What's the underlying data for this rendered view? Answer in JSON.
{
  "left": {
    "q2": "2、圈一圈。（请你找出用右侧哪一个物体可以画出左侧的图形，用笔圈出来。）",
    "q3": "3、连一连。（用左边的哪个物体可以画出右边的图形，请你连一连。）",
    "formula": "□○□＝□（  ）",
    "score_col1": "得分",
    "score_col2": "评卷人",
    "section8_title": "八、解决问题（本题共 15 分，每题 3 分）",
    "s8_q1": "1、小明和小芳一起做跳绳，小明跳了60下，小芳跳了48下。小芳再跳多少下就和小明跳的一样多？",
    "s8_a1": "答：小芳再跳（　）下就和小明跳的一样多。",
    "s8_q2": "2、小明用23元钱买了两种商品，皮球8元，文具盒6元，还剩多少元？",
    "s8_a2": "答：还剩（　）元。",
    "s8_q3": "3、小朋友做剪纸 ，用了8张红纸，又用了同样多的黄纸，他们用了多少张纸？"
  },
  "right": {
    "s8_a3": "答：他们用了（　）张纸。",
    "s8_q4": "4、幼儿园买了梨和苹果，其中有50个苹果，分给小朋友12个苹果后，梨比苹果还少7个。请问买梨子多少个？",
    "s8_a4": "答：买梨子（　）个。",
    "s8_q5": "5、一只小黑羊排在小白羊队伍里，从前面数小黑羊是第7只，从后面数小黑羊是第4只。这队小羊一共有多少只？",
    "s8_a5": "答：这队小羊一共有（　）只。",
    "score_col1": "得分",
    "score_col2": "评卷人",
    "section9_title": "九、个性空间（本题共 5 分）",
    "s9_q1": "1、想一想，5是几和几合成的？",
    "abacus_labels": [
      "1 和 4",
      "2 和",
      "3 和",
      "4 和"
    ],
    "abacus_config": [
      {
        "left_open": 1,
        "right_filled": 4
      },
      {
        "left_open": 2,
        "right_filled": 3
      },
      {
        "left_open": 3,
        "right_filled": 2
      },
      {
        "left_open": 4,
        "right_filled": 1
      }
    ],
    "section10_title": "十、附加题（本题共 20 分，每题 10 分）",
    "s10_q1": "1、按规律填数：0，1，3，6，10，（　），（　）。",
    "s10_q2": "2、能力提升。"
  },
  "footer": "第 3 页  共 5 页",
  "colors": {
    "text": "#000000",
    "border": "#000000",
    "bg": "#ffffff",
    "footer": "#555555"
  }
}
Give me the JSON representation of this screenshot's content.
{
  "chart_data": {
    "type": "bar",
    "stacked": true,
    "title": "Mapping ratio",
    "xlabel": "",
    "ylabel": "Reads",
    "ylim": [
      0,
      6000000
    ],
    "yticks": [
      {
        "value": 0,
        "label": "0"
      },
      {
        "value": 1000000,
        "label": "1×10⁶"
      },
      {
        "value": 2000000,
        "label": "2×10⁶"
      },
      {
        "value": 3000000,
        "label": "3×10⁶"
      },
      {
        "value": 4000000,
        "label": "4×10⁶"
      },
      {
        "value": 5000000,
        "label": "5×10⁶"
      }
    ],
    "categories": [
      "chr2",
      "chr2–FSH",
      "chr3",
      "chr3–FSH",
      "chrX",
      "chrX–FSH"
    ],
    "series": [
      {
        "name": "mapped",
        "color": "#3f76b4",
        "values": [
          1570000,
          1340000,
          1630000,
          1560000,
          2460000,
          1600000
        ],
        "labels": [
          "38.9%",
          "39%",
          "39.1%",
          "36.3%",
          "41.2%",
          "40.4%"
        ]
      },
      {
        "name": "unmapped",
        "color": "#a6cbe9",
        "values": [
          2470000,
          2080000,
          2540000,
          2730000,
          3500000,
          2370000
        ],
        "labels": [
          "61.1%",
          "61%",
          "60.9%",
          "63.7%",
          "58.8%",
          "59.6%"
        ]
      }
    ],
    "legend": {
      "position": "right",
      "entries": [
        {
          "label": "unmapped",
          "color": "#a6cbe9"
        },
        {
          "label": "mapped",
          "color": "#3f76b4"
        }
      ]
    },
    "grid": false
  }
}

##############################

Copy every line of the material, please, keeping it exactly the same.

## THE SOLUTION
What's the underlying data for this rendered view? Answer in JSON.
{
  "left": {
    "q2": "2、圈一圈。（请你找出用右侧哪一个物体可以画出左侧的图形，用笔圈出来。）",
    "q3": "3、连一连。（用左边的哪个物体可以画出右边的图形，请你连一连。）",
    "formula": "□○□＝□（  ）",
    "score_col1": "得分",
    "score_col2": "评卷人",
    "section8_title": "八、解决问题（本题共 15 分，每题 3 分）",
    "s8_q1": "1、小明和小芳一起做跳绳，小明跳了60下，小芳跳了48下。小芳再跳多少下就和小明跳的一样多？",
    "s8_a1": "答：小芳再跳（　）下就和小明跳的一样多。",
    "s8_q2": "2、小明用23元钱买了两种商品，皮球8元，文具盒6元，还剩多少元？",
    "s8_a2": "答：还剩（　）元。",
    "s8_q3": "3、小朋友做剪纸 ，用了8张红纸，又用了同样多的黄纸，他们用了多少张纸？"
  },
  "right": {
    "s8_a3": "答：他们用了（　）张纸。",
    "s8_q4": "4、幼儿园买了梨和苹果，其中有50个苹果，分给小朋友12个苹果后，梨比苹果还少7个。请问买梨子多少个？",
    "s8_a4": "答：买梨子（　）个。",
    "s8_q5": "5、一只小黑羊排在小白羊队伍里，从前面数小黑羊是第7只，从后面数小黑羊是第4只。这队小羊一共有多少只？",
    "s8_a5": "答：这队小羊一共有（　）只。",
    "score_col1": "得分",
    "score_col2": "评卷人",
    "section9_title": "九、个性空间（本题共 5 分）",
    "s9_q1": "1、想一想，5是几和几合成的？",
    "abacus_labels": [
      "1 和 4",
      "2 和",
      "3 和",
      "4 和"
    ],
    "abacus_config": [
      {
        "left_open": 1,
        "right_filled": 4
      },
      {
        "left_open": 2,
        "right_filled": 3
      },
      {
        "left_open": 3,
        "right_filled": 2
      },
      {
        "left_open": 4,
        "right_filled": 1
      }
    ],
    "section10_title": "十、附加题（本题共 20 分，每题 10 分）",
    "s10_q1": "1、按规律填数：0，1，3，6，10，（　），（　）。",
    "s10_q2": "2、能力提升。"
  },
  "footer": "第 3 页  共 5 页",
  "colors": {
    "text": "#000000",
    "border": "#000000",
    "bg": "#ffffff",
    "footer": "#555555"
  }
}
Give me the JSON representation of this screenshot's content.
{
  "chart_data": {
    "type": "bar",
    "stacked": true,
    "title": "Mapping ratio",
    "xlabel": "",
    "ylabel": "Reads",
    "ylim": [
      0,
      6000000
    ],
    "yticks": [
      {
        "value": 0,
        "label": "0"
      },
      {
        "value": 1000000,
        "label": "1×10⁶"
      },
      {
        "value": 2000000,
        "label": "2×10⁶"
      },
      {
        "value": 3000000,
        "label": "3×10⁶"
      },
      {
        "value": 4000000,
        "label": "4×10⁶"
      },
      {
        "value": 5000000,
        "label": "5×10⁶"
      }
    ],
    "categories": [
      "chr2",
      "chr2–FSH",
      "chr3",
      "chr3–FSH",
      "chrX",
      "chrX–FSH"
    ],
    "series": [
      {
        "name": "mapped",
        "color": "#3f76b4",
        "values": [
          1570000,
          1340000,
          1630000,
          1560000,
          2460000,
          1600000
        ],
        "labels": [
          "38.9%",
          "39%",
          "39.1%",
          "36.3%",
          "41.2%",
          "40.4%"
        ]
      },
      {
        "name": "unmapped",
        "color": "#a6cbe9",
        "values": [
          2470000,
          2080000,
          2540000,
          2730000,
          3500000,
          2370000
        ],
        "labels": [
          "61.1%",
          "61%",
          "60.9%",
          "63.7%",
          "58.8%",
          "59.6%"
        ]
      }
    ],
    "legend": {
      "position": "right",
      "entries": [
        {
          "label": "unmapped",
          "color": "#a6cbe9"
        },
        {
          "label": "mapped",
          "color": "#3f76b4"
        }
      ]
    },
    "grid": false
  }
}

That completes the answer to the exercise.